Exercise task — Write out every entry, unchanged. Skip any picture.

Stored records —
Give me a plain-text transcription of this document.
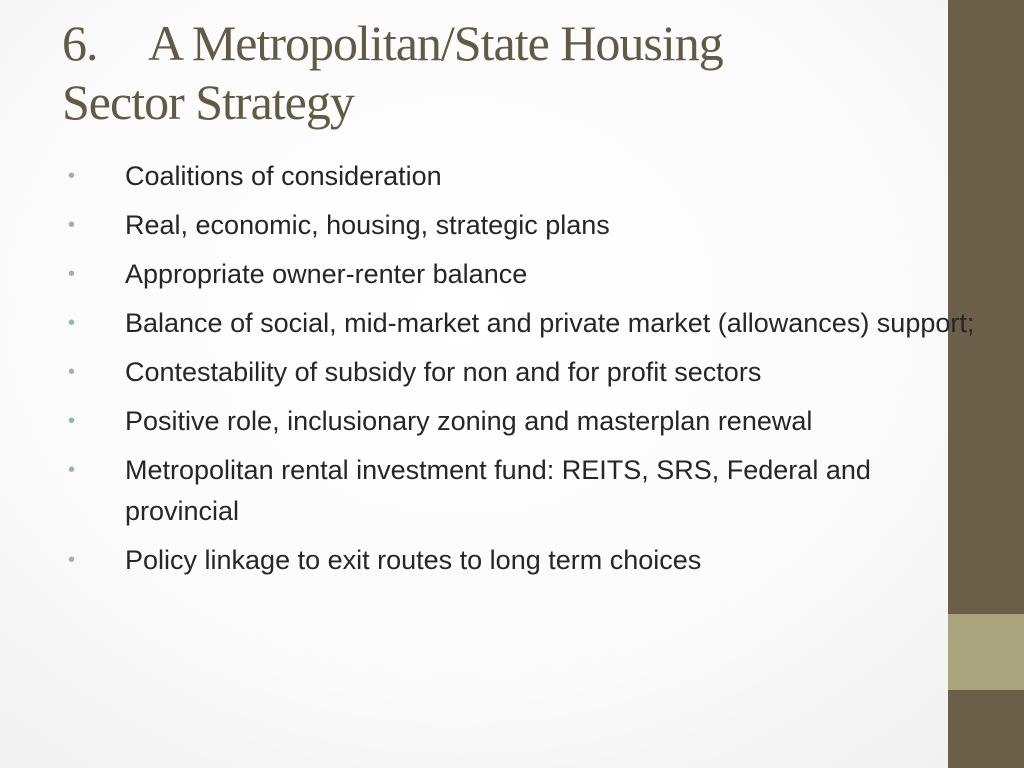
6. A Metropolitan/State Housing
Sector Strategy
• Coalitions of consideration
• Real, economic, housing, strategic plans
• Appropriate owner-renter balance
• Balance of social, mid-market and private market (allowances) support;
• Contestability of subsidy for non and for profit sectors
• Positive role, inclusionary zoning and masterplan renewal
• Metropolitan rental investment fund: REITS, SRS, Federal and provincial
• Policy linkage to exit routes to long term choices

Final result —
Give me a plain-text transcription of this document.
6. A Metropolitan/State Housing
Sector Strategy
• Coalitions of consideration
• Real, economic, housing, strategic plans
• Appropriate owner-renter balance
• Balance of social, mid-market and private market (allowances) support;
• Contestability of subsidy for non and for profit sectors
• Positive role, inclusionary zoning and masterplan renewal
• Metropolitan rental investment fund: REITS, SRS, Federal and provincial
• Policy linkage to exit routes to long term choices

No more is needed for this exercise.